## Set exercise
Reproduce the SMMUv3 patch thread below in full, word for word.
====== Page text ======
[PATCH 2/3] iommu/arm-smmu: Add initial driver support for ARM SMMUv3 devices

Robin Murphy robin.murphy at arm.com
Fri May 29 04:35:56 PDT 2015


Hi Joerg,

On 29/05/15 07:43, Joerg Roedel wrote:
> Hi Will,
>
> On Wed, May 20, 2015 at 06:09:26PM +0100, Will Deacon wrote:
>> On Tue, May 19, 2015 at 04:24:35PM +0100, Joerg Roedel wrote:
>>>> +	/* Page sizes */
>>>> +	if (reg & IDR5_GRAN64K)
>>>> +		pgsize_bitmap |= SZ_64K | SZ_512M;
>>>> +	if (reg & IDR5_GRAN16K)
>>>> +		pgsize_bitmap |= SZ_16K | SZ_32M;
>>>> +	if (reg & IDR5_GRAN4K)
>>>> +		pgsize_bitmap |= SZ_4K | SZ_2M | SZ_1G;
>>>> +
>>>> +	arm_smmu_ops.pgsize_bitmap &= pgsize_bitmap;
>>>
>>> So this could effictivly lead to a zero pgsize_bitmap when there are
>>> SMMUs in the system with support for different page sizes, no?
>>
>> Indeed, if there is no common page size then we end up not being able to
>> support any. I tried to resolve this by moving the bitmap out of the
>> iommu_ops and into the iommu_domain, but you weren't fond of that idea ;)
====== Supplied information ======
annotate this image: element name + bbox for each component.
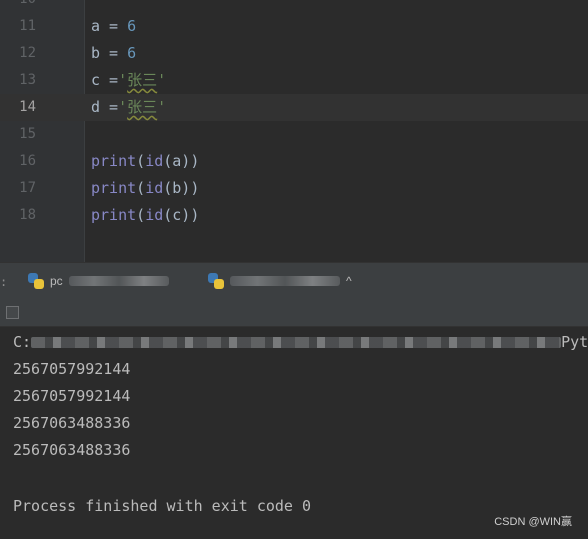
code-line[interactable]: 11 a = 6: [0, 13, 588, 40]
code-text: b = 6: [91, 44, 137, 62]
run-tab-2-label: ^: [346, 273, 352, 288]
code-text: print(id(a)): [91, 152, 200, 170]
code-text: c ='张三': [91, 71, 167, 89]
code-line[interactable]: 16 print(id(a)): [0, 148, 588, 175]
line-number: 12: [19, 45, 36, 61]
line-number: 16: [19, 153, 36, 169]
panel-dots-icon[interactable]: :: [0, 275, 7, 289]
watermark: CSDN @WIN赢: [494, 516, 572, 528]
line-number: 17: [19, 180, 36, 196]
output-line: 2567057992144: [13, 360, 131, 378]
redacted-path: [31, 337, 562, 348]
redacted-text: [230, 275, 340, 286]
run-toolbar: [0, 298, 588, 327]
command-line: C:Pyth: [13, 333, 588, 351]
code-editor[interactable]: 10 11 a = 6 12 b = 6 13 c ='张三' 14 d ='张…: [0, 0, 588, 262]
run-panel-header: : pc ^: [0, 262, 588, 298]
code-text: a = 6: [91, 17, 137, 35]
output-line: 2567057992144: [13, 387, 131, 405]
line-number: 13: [19, 72, 36, 88]
code-line[interactable]: 12 b = 6: [0, 40, 588, 67]
python-icon: [208, 272, 224, 289]
code-text: print(id(c)): [91, 206, 200, 224]
exit-message: Process finished with exit code 0: [13, 497, 312, 515]
code-line[interactable]: 10: [0, 0, 588, 13]
code-text: print(id(b)): [91, 179, 200, 197]
line-number: 15: [19, 126, 36, 142]
output-line: 2567063488336: [13, 441, 131, 459]
code-line-current[interactable]: 14 d ='张三': [0, 94, 588, 121]
line-number: 14: [19, 99, 36, 115]
redacted-text: [68, 275, 169, 286]
console-output[interactable]: C:Pyth 2567057992144 2567057992144 25670…: [0, 327, 588, 539]
code-line[interactable]: 15: [0, 121, 588, 148]
line-number: 10: [0, 0, 36, 13]
run-tab-1-label: pc: [50, 273, 63, 288]
code-line[interactable]: 13 c ='张三': [0, 67, 588, 94]
code-line[interactable]: 18 print(id(c)): [0, 202, 588, 229]
code-text: d ='张三': [91, 98, 167, 116]
line-number: 18: [19, 207, 36, 223]
line-number: 11: [19, 18, 36, 34]
stop-icon[interactable]: [6, 306, 19, 319]
run-tab-2[interactable]: ^: [208, 263, 352, 298]
run-tab-1[interactable]: pc: [28, 263, 169, 298]
output-line: 2567063488336: [13, 414, 131, 432]
python-icon: [28, 272, 44, 289]
code-line[interactable]: 17 print(id(b)): [0, 175, 588, 202]
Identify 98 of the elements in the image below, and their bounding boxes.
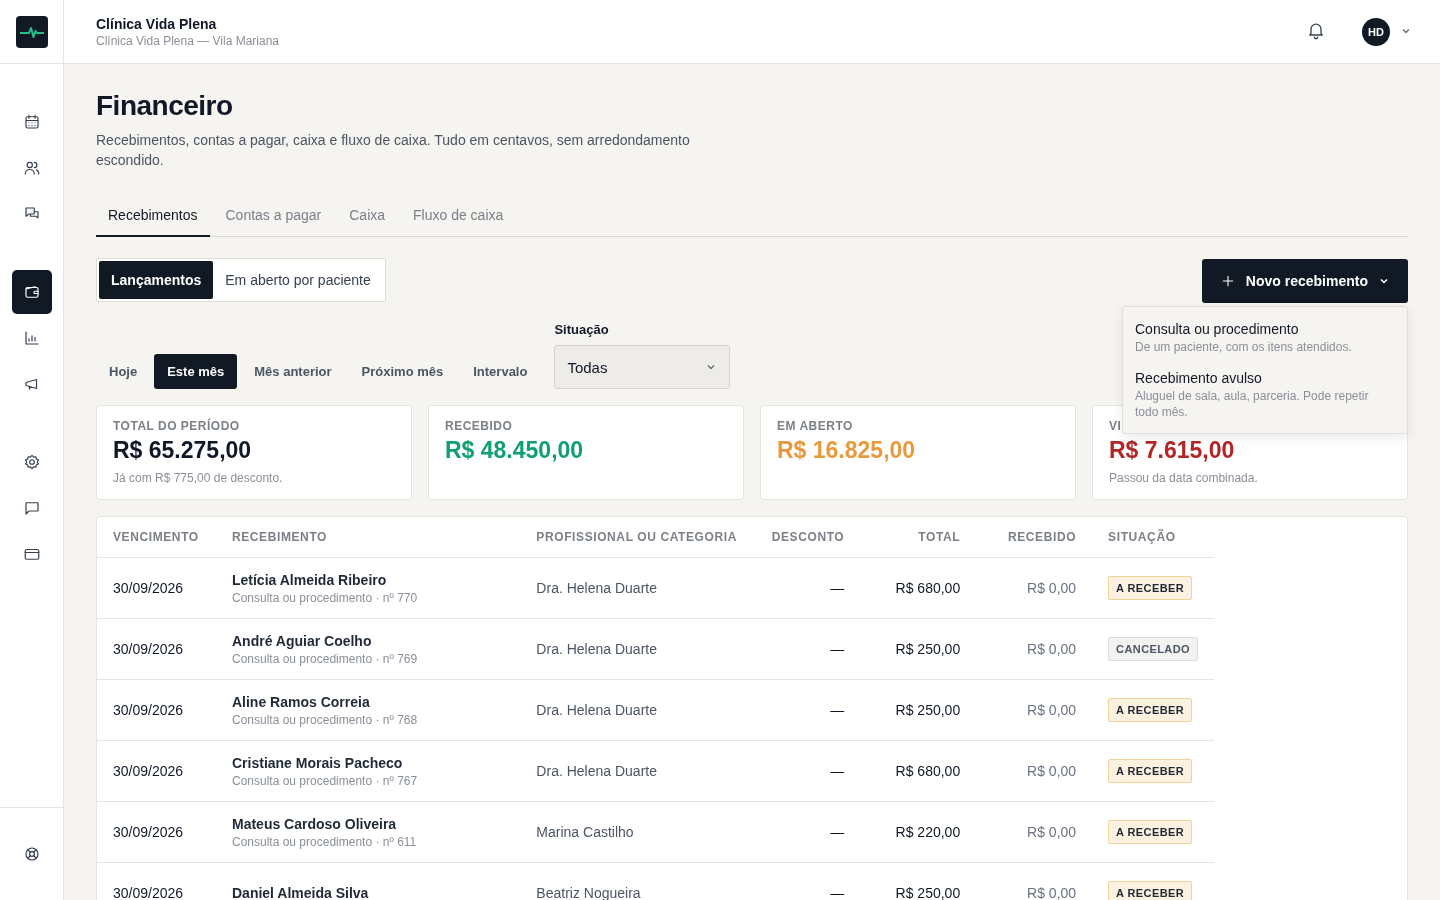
received-amount: R$ 0,00 bbox=[1027, 580, 1077, 596]
users-icon bbox=[22, 159, 41, 177]
total-amount: R$ 250,00 bbox=[895, 641, 961, 657]
patient-name[interactable]: André Aguiar Coelho bbox=[232, 632, 505, 649]
patient-name[interactable]: Letícia Almeida Ribeiro bbox=[232, 571, 505, 588]
received-amount: R$ 0,00 bbox=[1027, 763, 1077, 779]
menu-item-title: Recebimento avulso bbox=[1135, 370, 1263, 386]
status-badge: A RECEBER bbox=[1108, 881, 1193, 900]
column-header: RECEBIDO bbox=[1007, 530, 1077, 544]
menu-item-description: De um paciente, com os itens atendidos. bbox=[1135, 339, 1353, 355]
due-date: 30/09/2026 bbox=[113, 763, 184, 779]
period-chip[interactable]: Mês anterior bbox=[241, 354, 345, 389]
period-chip[interactable]: Hoje bbox=[96, 354, 151, 389]
period-chip[interactable]: Próximo mês bbox=[348, 354, 457, 389]
clinic-unit: Clínica Vida Plena — Vila Mariana bbox=[96, 33, 280, 48]
due-date: 30/09/2026 bbox=[113, 641, 184, 657]
discount-value: — bbox=[830, 885, 845, 900]
column-header: VENCIMENTO bbox=[113, 530, 199, 544]
discount-value: — bbox=[830, 763, 845, 779]
status-badge: A RECEBER bbox=[1108, 820, 1193, 844]
calendar-icon bbox=[22, 113, 41, 131]
professional-name: Dra. Helena Duarte bbox=[536, 580, 657, 596]
card-label: EM ABERTO bbox=[777, 419, 854, 433]
card-label: TOTAL DO PERÍODO bbox=[113, 419, 241, 433]
bar-chart-icon bbox=[22, 329, 41, 347]
page-subtitle: Recebimentos, contas a pagar, caixa e fluxo de caixa. Tudo em centavos, sem arredondamento escondido. bbox=[96, 131, 691, 170]
due-date: 30/09/2026 bbox=[113, 824, 184, 840]
column-header: DESCONTO bbox=[771, 530, 845, 544]
professional-name: Marina Castilho bbox=[536, 824, 634, 840]
total-amount: R$ 250,00 bbox=[895, 885, 961, 900]
column-header: PROFISSIONAL OU CATEGORIA bbox=[536, 530, 737, 544]
card-amount: R$ 16.825,00 bbox=[777, 437, 917, 464]
menu-item-description: Aluguel de sala, aula, parceria. Pode repetir todo mês. bbox=[1135, 388, 1370, 420]
status-badge: CANCELADO bbox=[1108, 637, 1198, 661]
total-amount: R$ 250,00 bbox=[895, 702, 961, 718]
card-label: VI bbox=[1109, 419, 1123, 433]
period-chip[interactable]: Intervalo bbox=[460, 354, 541, 389]
page-title: Financeiro bbox=[96, 90, 234, 122]
card-amount: R$ 65.275,00 bbox=[113, 437, 253, 464]
section-tab[interactable]: Fluxo de caixa bbox=[401, 198, 516, 237]
card-note: Passou da data combinada. bbox=[1109, 471, 1259, 485]
view-toggle[interactable]: Em aberto por paciente bbox=[213, 261, 383, 299]
total-amount: R$ 680,00 bbox=[895, 580, 961, 596]
discount-value: — bbox=[830, 641, 845, 657]
status-badge: A RECEBER bbox=[1108, 759, 1193, 783]
receipt-detail: Consulta ou procedimento · nº 768 bbox=[232, 712, 419, 727]
menu-item[interactable]: Consulta ou procedimento De um paciente, com os itens atendidos. bbox=[1123, 313, 1407, 362]
due-date: 30/09/2026 bbox=[113, 702, 184, 718]
total-amount: R$ 680,00 bbox=[895, 763, 961, 779]
discount-value: — bbox=[830, 580, 845, 596]
menu-item[interactable]: Recebimento avulso Aluguel de sala, aula, parceria. Pode repetir todo mês. bbox=[1123, 362, 1407, 427]
discount-value: — bbox=[830, 702, 845, 718]
status-badge: A RECEBER bbox=[1108, 698, 1193, 722]
message-icon bbox=[22, 499, 41, 517]
status-select[interactable]: Todas bbox=[554, 345, 731, 389]
card-note: Já com R$ 775,00 de desconto. bbox=[113, 471, 284, 485]
due-date: 30/09/2026 bbox=[113, 580, 184, 596]
professional-name: Beatriz Nogueira bbox=[536, 885, 641, 900]
patient-name[interactable]: Aline Ramos Correia bbox=[232, 693, 505, 710]
discount-value: — bbox=[830, 824, 845, 840]
menu-item-title: Consulta ou procedimento bbox=[1135, 321, 1300, 337]
lifebuoy-icon bbox=[22, 845, 41, 863]
patient-name[interactable]: Daniel Almeida Silva bbox=[232, 885, 505, 900]
receipt-detail: Consulta ou procedimento · nº 767 bbox=[232, 773, 419, 788]
card-label: RECEBIDO bbox=[445, 419, 514, 433]
patient-name[interactable]: Mateus Cardoso Oliveira bbox=[232, 815, 505, 832]
view-toggle[interactable]: Lançamentos bbox=[99, 261, 214, 299]
card-amount: R$ 48.450,00 bbox=[445, 437, 585, 464]
column-header: TOTAL bbox=[918, 530, 961, 544]
section-tab[interactable]: Caixa bbox=[337, 198, 398, 237]
status-badge: A RECEBER bbox=[1108, 576, 1193, 600]
due-date: 30/09/2026 bbox=[113, 885, 184, 900]
logo-icon[interactable] bbox=[15, 15, 48, 48]
field-label: Situação bbox=[554, 322, 610, 337]
column-header: RECEBIMENTO bbox=[232, 530, 328, 544]
wallet-icon bbox=[22, 283, 41, 301]
received-amount: R$ 0,00 bbox=[1027, 702, 1077, 718]
receipt-detail: Consulta ou procedimento · nº 770 bbox=[232, 590, 419, 605]
user-avatar[interactable]: HD bbox=[1362, 17, 1390, 46]
received-amount: R$ 0,00 bbox=[1027, 641, 1077, 657]
column-header: SITUAÇÃO bbox=[1108, 530, 1176, 544]
wallet-nav-item[interactable] bbox=[11, 270, 52, 314]
section-tab[interactable]: Recebimentos bbox=[96, 198, 210, 237]
receipt-detail: Consulta ou procedimento · nº 769 bbox=[232, 651, 419, 666]
patient-name[interactable]: Cristiane Morais Pacheco bbox=[232, 754, 505, 771]
professional-name: Dra. Helena Duarte bbox=[536, 641, 657, 657]
total-amount: R$ 220,00 bbox=[895, 824, 961, 840]
card-amount: R$ 7.615,00 bbox=[1109, 437, 1236, 464]
professional-name: Dra. Helena Duarte bbox=[536, 702, 657, 718]
clinic-name: Clínica Vida Plena bbox=[96, 15, 218, 32]
receipt-detail: Consulta ou procedimento · nº 611 bbox=[232, 834, 418, 849]
received-amount: R$ 0,00 bbox=[1027, 885, 1077, 900]
new-receipt-button[interactable]: Novo recebimento bbox=[1201, 259, 1408, 303]
section-tab[interactable]: Contas a pagar bbox=[213, 198, 334, 237]
period-chip[interactable]: Este mês bbox=[154, 354, 238, 389]
professional-name: Dra. Helena Duarte bbox=[536, 763, 657, 779]
received-amount: R$ 0,00 bbox=[1027, 824, 1077, 840]
settings-icon bbox=[22, 453, 41, 471]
======
## Solution to this problem
[PATCH 2/3] iommu/arm-smmu: Add initial driver support for ARM SMMUv3 devices

Robin Murphy robin.murphy at arm.com
Fri May 29 04:35:56 PDT 2015


Hi Joerg,

On 29/05/15 07:43, Joerg Roedel wrote:
> Hi Will,
>
> On Wed, May 20, 2015 at 06:09:26PM +0100, Will Deacon wrote:
>> On Tue, May 19, 2015 at 04:24:35PM +0100, Joerg Roedel wrote:
>>>> +	/* Page sizes */
>>>> +	if (reg & IDR5_GRAN64K)
>>>> +		pgsize_bitmap |= SZ_64K | SZ_512M;
>>>> +	if (reg & IDR5_GRAN16K)
>>>> +		pgsize_bitmap |= SZ_16K | SZ_32M;
>>>> +	if (reg & IDR5_GRAN4K)
>>>> +		pgsize_bitmap |= SZ_4K | SZ_2M | SZ_1G;
>>>> +
>>>> +	arm_smmu_ops.pgsize_bitmap &= pgsize_bitmap;
>>>
>>> So this could effictivly lead to a zero pgsize_bitmap when there are
>>> SMMUs in the system with support for different page sizes, no?
>>
>> Indeed, if there is no common page size then we end up not being able to
>> support any. I tried to resolve this by moving the bitmap out of the
>> iommu_ops and into the iommu_domain, but you weren't fond of that idea ;)